• **Work to be completed**: Exactly as they appear, output all of the entries.

• **Extracted entries**:
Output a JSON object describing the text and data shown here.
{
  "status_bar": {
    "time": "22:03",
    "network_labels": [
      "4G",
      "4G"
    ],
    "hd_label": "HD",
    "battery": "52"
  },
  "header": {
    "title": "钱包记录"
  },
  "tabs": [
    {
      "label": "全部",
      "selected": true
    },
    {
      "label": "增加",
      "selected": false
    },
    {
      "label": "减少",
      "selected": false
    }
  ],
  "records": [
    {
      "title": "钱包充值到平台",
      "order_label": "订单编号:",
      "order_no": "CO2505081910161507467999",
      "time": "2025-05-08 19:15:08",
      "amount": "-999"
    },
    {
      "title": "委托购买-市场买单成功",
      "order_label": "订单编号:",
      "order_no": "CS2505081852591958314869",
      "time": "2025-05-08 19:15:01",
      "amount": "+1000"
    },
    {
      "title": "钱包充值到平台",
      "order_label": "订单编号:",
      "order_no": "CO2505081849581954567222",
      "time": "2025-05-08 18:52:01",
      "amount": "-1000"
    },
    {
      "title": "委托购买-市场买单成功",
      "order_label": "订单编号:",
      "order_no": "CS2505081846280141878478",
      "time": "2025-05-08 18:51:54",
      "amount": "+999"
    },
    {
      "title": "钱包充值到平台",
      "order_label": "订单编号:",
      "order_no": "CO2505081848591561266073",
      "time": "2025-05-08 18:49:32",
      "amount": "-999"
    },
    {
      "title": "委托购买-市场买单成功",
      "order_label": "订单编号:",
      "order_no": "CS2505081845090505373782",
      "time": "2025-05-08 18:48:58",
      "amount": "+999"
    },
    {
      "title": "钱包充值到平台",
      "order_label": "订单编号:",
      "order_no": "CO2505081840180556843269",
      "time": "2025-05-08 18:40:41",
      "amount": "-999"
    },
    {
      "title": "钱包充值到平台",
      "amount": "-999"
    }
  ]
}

• **Response**:
Output a JSON object describing the text and data shown here.
{
  "status_bar": {
    "time": "22:03",
    "network_labels": [
      "4G",
      "4G"
    ],
    "hd_label": "HD",
    "battery": "52"
  },
  "header": {
    "title": "钱包记录"
  },
  "tabs": [
    {
      "label": "全部",
      "selected": true
    },
    {
      "label": "增加",
      "selected": false
    },
    {
      "label": "减少",
      "selected": false
    }
  ],
  "records": [
    {
      "title": "钱包充值到平台",
      "order_label": "订单编号:",
      "order_no": "CO2505081910161507467999",
      "time": "2025-05-08 19:15:08",
      "amount": "-999"
    },
    {
      "title": "委托购买-市场买单成功",
      "order_label": "订单编号:",
      "order_no": "CS2505081852591958314869",
      "time": "2025-05-08 19:15:01",
      "amount": "+1000"
    },
    {
      "title": "钱包充值到平台",
      "order_label": "订单编号:",
      "order_no": "CO2505081849581954567222",
      "time": "2025-05-08 18:52:01",
      "amount": "-1000"
    },
    {
      "title": "委托购买-市场买单成功",
      "order_label": "订单编号:",
      "order_no": "CS2505081846280141878478",
      "time": "2025-05-08 18:51:54",
      "amount": "+999"
    },
    {
      "title": "钱包充值到平台",
      "order_label": "订单编号:",
      "order_no": "CO2505081848591561266073",
      "time": "2025-05-08 18:49:32",
      "amount": "-999"
    },
    {
      "title": "委托购买-市场买单成功",
      "order_label": "订单编号:",
      "order_no": "CS2505081845090505373782",
      "time": "2025-05-08 18:48:58",
      "amount": "+999"
    },
    {
      "title": "钱包充值到平台",
      "order_label": "订单编号:",
      "order_no": "CO2505081840180556843269",
      "time": "2025-05-08 18:40:41",
      "amount": "-999"
    },
    {
      "title": "钱包充值到平台",
      "amount": "-999"
    }
  ]
}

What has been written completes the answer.